- [Job] Leave out the images and repeat the listing below without a single change.

- [Provided material]
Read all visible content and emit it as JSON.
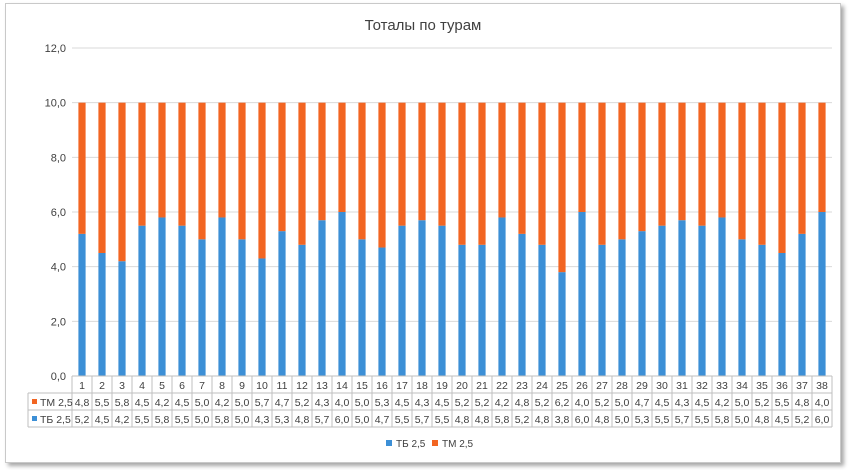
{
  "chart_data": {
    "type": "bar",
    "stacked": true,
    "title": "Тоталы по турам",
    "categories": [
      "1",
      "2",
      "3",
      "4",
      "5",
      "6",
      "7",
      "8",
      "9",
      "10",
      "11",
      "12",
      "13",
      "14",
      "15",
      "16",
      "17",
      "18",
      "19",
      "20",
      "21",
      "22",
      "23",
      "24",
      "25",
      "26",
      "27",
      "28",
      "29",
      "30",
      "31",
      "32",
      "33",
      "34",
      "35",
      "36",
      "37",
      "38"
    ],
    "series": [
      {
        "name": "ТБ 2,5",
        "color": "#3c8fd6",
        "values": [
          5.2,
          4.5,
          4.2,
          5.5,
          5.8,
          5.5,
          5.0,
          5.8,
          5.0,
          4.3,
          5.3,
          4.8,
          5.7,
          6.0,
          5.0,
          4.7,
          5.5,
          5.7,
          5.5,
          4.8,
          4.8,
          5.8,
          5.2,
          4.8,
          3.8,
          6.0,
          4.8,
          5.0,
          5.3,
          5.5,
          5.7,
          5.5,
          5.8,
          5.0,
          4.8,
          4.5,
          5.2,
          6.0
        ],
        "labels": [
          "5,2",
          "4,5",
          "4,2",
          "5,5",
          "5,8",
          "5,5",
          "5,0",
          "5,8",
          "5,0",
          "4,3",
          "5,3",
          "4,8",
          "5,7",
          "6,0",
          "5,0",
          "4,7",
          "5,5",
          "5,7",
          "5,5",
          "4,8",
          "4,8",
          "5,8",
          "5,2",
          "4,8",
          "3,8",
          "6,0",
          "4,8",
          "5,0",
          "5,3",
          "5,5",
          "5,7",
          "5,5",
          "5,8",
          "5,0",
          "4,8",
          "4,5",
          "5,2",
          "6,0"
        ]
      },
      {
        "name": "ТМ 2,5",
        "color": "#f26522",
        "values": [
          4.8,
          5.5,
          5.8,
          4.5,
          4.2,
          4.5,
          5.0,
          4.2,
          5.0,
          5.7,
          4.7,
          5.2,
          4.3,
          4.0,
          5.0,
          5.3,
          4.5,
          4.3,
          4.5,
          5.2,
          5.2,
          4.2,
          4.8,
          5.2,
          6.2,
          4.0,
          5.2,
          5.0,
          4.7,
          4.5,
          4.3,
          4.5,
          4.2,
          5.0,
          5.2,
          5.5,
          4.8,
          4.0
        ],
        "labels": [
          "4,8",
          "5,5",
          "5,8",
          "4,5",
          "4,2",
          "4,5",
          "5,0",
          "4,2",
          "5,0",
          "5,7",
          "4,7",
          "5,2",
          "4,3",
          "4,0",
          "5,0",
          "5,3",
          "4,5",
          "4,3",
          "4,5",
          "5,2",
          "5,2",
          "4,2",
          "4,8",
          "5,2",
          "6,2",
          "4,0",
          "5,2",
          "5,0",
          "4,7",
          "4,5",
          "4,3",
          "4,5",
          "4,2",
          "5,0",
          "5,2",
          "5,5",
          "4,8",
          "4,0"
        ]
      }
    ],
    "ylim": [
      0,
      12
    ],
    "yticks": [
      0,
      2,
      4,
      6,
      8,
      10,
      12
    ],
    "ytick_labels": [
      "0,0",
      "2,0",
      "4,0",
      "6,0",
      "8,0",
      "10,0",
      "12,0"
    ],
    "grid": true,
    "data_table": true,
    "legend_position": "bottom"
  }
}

- [Worked solution]
Read all visible content and emit it as JSON.
{
  "chart_data": {
    "type": "bar",
    "stacked": true,
    "title": "Тоталы по турам",
    "categories": [
      "1",
      "2",
      "3",
      "4",
      "5",
      "6",
      "7",
      "8",
      "9",
      "10",
      "11",
      "12",
      "13",
      "14",
      "15",
      "16",
      "17",
      "18",
      "19",
      "20",
      "21",
      "22",
      "23",
      "24",
      "25",
      "26",
      "27",
      "28",
      "29",
      "30",
      "31",
      "32",
      "33",
      "34",
      "35",
      "36",
      "37",
      "38"
    ],
    "series": [
      {
        "name": "ТБ 2,5",
        "color": "#3c8fd6",
        "values": [
          5.2,
          4.5,
          4.2,
          5.5,
          5.8,
          5.5,
          5.0,
          5.8,
          5.0,
          4.3,
          5.3,
          4.8,
          5.7,
          6.0,
          5.0,
          4.7,
          5.5,
          5.7,
          5.5,
          4.8,
          4.8,
          5.8,
          5.2,
          4.8,
          3.8,
          6.0,
          4.8,
          5.0,
          5.3,
          5.5,
          5.7,
          5.5,
          5.8,
          5.0,
          4.8,
          4.5,
          5.2,
          6.0
        ],
        "labels": [
          "5,2",
          "4,5",
          "4,2",
          "5,5",
          "5,8",
          "5,5",
          "5,0",
          "5,8",
          "5,0",
          "4,3",
          "5,3",
          "4,8",
          "5,7",
          "6,0",
          "5,0",
          "4,7",
          "5,5",
          "5,7",
          "5,5",
          "4,8",
          "4,8",
          "5,8",
          "5,2",
          "4,8",
          "3,8",
          "6,0",
          "4,8",
          "5,0",
          "5,3",
          "5,5",
          "5,7",
          "5,5",
          "5,8",
          "5,0",
          "4,8",
          "4,5",
          "5,2",
          "6,0"
        ]
      },
      {
        "name": "ТМ 2,5",
        "color": "#f26522",
        "values": [
          4.8,
          5.5,
          5.8,
          4.5,
          4.2,
          4.5,
          5.0,
          4.2,
          5.0,
          5.7,
          4.7,
          5.2,
          4.3,
          4.0,
          5.0,
          5.3,
          4.5,
          4.3,
          4.5,
          5.2,
          5.2,
          4.2,
          4.8,
          5.2,
          6.2,
          4.0,
          5.2,
          5.0,
          4.7,
          4.5,
          4.3,
          4.5,
          4.2,
          5.0,
          5.2,
          5.5,
          4.8,
          4.0
        ],
        "labels": [
          "4,8",
          "5,5",
          "5,8",
          "4,5",
          "4,2",
          "4,5",
          "5,0",
          "4,2",
          "5,0",
          "5,7",
          "4,7",
          "5,2",
          "4,3",
          "4,0",
          "5,0",
          "5,3",
          "4,5",
          "4,3",
          "4,5",
          "5,2",
          "5,2",
          "4,2",
          "4,8",
          "5,2",
          "6,2",
          "4,0",
          "5,2",
          "5,0",
          "4,7",
          "4,5",
          "4,3",
          "4,5",
          "4,2",
          "5,0",
          "5,2",
          "5,5",
          "4,8",
          "4,0"
        ]
      }
    ],
    "ylim": [
      0,
      12
    ],
    "yticks": [
      0,
      2,
      4,
      6,
      8,
      10,
      12
    ],
    "ytick_labels": [
      "0,0",
      "2,0",
      "4,0",
      "6,0",
      "8,0",
      "10,0",
      "12,0"
    ],
    "grid": true,
    "data_table": true,
    "legend_position": "bottom"
  }
}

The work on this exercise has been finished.